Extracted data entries

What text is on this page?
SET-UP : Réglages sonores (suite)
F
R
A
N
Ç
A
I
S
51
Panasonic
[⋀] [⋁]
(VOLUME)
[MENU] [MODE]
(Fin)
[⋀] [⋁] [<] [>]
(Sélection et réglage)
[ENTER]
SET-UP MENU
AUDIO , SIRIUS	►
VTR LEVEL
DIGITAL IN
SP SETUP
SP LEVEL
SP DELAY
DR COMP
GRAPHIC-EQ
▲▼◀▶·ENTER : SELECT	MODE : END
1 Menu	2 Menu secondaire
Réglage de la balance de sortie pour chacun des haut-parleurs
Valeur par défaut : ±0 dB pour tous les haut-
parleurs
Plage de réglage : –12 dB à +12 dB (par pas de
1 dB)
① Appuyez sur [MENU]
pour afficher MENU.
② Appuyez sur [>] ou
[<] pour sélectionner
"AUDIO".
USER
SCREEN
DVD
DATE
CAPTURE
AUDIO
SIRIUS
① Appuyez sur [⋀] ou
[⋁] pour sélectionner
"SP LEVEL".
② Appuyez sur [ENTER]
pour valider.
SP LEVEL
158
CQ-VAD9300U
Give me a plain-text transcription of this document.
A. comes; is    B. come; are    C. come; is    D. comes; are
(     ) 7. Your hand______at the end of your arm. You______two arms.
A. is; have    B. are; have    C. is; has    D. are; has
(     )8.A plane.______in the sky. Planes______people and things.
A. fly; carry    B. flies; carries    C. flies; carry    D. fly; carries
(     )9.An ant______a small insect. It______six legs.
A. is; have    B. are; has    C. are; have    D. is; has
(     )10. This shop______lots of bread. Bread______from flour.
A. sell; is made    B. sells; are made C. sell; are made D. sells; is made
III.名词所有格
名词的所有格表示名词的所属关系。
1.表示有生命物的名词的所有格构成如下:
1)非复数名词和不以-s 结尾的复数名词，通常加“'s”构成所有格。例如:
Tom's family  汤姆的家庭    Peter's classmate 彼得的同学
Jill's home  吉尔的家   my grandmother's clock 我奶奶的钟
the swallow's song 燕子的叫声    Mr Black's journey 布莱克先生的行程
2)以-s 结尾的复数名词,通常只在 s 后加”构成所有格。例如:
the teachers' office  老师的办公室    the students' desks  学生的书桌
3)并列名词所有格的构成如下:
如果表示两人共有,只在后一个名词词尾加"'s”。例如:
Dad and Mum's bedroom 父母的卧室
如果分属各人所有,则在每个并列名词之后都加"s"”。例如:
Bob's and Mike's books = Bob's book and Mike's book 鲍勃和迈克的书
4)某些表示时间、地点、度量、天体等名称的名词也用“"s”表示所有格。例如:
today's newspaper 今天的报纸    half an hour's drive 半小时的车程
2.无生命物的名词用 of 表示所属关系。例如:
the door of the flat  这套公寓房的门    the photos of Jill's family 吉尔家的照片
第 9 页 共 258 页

Brief:
List all lines holding the string "pour".

Final result:
Réglage de la balance de sortie pour chacun des haut-parleurs
Valeur par défaut : ±0 dB pour tous les haut-
pour afficher MENU.
[<] pour sélectionner
[⋁] pour sélectionner
pour valider.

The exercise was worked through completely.